## REQUESTS
1: Answer these from the passage on liquidated debts:
(a) What kind of debts are generally liquidated?
(b) What, generally, does not render a debt unliquidated?
(c) What does the debtor argue renders the entire tax debt unliquidated?
2: Rewrite part of the passage on liquidated debts, replacing "simple computation" with "basic calculation". Begin at the words "The test for" and stop after "Cir. BAP 2002).".

## PAGE
# # #

The test for "ready determination" is whether the amount due is fixed or certain or otherwise ascertainable by reference to an agreement or by a simple computation. Thus, debts arising from a contract are generally liquidated. On the other hand, debts based on unlitigated tort and quantum meruit claims are generally unliquidated because damages are not based on a fixed sum.
In re Nicholes, 184 B.R. 82, 89 (9th Cir. BAP 1995) (citations omitted). "Whether a debt is subject to `ready determination' depends on whether the amount is easily calculable or whether an extensive hearing is needed to determine the amount of the debt." In re Ho, 274 B.R. 867, 873 (9th Cir. BAP 2002).
Generally, disputes as to a debtor's liability for a debt do not render that debt unliquidated. Slack, 187 F.3d at 1074-75. However, certain liability disputes may render a debt unliquidated. Ho, 274 B.R. at 874-75 (discussing and interpreting Slack). "The issue boils down to whether a dispute over liability or amount precludes the ready determination of a debt." Nicholes, 184 B.R. at 89 (cited with approval in Slack).
[T]he fact that a claim is disputed does not per se exclude the claim from the eligibility calculation under § 109(e), since a disputed claim is not necessarily unliquidated. So long as a debt is subject to ready determination and precision in computation of the amount due, then it is considered liquidated and included for eligibility purposes under § 109(e), regardless of any dispute. On the other hand, if the dispute itself makes the claim difficult to ascertain or prevents the ready determination of the amount due, the debt is unliquidated and excluded from the § 109(e) computation.
Id. at 90-91. Accord Ho, 274 B.R. at 875.
Debtor argues that she is eligible to be a chapter 13 debtor, because disputes concerning her liability for and the amount of the tax debt render the entire debt unliquidated. For the reasons explained below, I conclude that debtor has liquidated, unsecured debts in excess of the chapter 13 eligibility limit.

# # #

## MATERIAL SHOWN
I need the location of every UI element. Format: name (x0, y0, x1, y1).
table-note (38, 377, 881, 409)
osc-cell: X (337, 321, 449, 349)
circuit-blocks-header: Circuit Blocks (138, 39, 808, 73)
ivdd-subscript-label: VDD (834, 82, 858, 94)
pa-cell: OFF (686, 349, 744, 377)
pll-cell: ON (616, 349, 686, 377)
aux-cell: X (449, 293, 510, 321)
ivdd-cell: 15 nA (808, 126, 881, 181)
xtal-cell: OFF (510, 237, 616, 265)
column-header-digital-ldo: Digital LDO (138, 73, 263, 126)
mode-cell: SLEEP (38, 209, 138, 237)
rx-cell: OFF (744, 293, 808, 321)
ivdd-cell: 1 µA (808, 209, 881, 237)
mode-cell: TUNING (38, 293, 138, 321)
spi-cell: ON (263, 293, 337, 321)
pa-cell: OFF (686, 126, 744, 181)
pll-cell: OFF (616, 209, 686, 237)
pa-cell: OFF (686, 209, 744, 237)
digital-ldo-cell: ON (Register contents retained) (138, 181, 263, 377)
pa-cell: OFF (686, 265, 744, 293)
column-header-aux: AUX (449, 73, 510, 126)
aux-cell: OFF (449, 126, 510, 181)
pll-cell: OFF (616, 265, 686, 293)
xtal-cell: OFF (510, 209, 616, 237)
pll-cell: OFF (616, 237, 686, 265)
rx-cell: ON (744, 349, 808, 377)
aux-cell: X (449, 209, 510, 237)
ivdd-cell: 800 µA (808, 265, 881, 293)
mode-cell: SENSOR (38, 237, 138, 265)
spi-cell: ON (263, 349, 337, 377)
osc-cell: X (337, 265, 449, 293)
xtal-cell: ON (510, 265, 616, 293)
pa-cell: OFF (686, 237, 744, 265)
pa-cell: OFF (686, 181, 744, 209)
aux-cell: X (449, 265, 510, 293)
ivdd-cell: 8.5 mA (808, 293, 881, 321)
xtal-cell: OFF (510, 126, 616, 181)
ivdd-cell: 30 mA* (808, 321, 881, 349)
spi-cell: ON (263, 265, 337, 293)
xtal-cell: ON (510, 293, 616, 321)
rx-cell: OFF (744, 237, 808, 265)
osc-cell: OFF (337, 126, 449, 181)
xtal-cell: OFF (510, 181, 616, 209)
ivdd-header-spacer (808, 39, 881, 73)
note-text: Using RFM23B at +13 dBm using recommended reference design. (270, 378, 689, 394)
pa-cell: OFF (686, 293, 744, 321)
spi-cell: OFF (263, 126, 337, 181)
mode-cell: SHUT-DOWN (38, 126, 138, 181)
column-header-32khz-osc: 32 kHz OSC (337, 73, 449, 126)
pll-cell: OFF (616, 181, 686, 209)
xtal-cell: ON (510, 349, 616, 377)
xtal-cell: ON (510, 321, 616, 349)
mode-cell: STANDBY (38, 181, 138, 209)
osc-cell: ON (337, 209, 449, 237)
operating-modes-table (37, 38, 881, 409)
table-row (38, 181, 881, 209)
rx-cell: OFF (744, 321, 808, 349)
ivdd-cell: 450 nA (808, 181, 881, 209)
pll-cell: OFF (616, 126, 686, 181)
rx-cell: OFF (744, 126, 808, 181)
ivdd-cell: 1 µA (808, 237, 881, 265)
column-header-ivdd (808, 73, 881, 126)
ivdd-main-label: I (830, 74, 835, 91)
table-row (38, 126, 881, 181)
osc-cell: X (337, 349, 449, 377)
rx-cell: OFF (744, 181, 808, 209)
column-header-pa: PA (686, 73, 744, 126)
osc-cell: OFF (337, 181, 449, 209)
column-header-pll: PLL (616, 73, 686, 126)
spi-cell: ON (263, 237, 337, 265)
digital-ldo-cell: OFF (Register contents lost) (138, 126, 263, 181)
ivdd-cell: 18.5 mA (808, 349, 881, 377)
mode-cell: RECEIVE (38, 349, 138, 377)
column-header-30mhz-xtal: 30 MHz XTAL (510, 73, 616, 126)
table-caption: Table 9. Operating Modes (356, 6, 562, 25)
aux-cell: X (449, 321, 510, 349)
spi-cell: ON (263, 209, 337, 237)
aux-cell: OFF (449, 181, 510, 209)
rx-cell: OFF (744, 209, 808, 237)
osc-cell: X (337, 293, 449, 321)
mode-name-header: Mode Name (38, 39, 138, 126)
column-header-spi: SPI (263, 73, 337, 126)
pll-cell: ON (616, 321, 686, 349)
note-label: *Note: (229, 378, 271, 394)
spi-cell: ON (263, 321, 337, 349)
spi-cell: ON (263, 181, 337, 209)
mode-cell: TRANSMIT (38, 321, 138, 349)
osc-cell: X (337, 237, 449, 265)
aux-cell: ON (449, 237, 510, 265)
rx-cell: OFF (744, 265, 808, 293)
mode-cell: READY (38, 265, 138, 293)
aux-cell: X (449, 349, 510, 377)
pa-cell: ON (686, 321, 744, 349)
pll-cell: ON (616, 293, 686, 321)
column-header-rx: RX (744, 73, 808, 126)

# # #

## PER-TASK OUTPUTS
1:
(a) Debts arising from a contract.
(b) Disputes as to a debtor's liability for a debt.
(c) Disputes concerning her liability for and the amount of the tax debt.

2:
The test for "ready determination" is whether the amount due is fixed or certain or otherwise ascertainable by reference to an agreement or by a basic calculation. Thus, debts arising from a contract are generally liquidated. On the other hand, debts based on unlitigated tort and quantum meruit claims are generally unliquidated because damages are not based on a fixed sum.
In re Nicholes, 184 B.R. 82, 89 (9th Cir. BAP 1995) (citations omitted). "Whether a debt is subject to `ready determination' depends on whether the amount is easily calculable or whether an extensive hearing is needed to determine the amount of the debt." In re Ho, 274 B.R. 867, 873 (9th Cir. BAP 2002).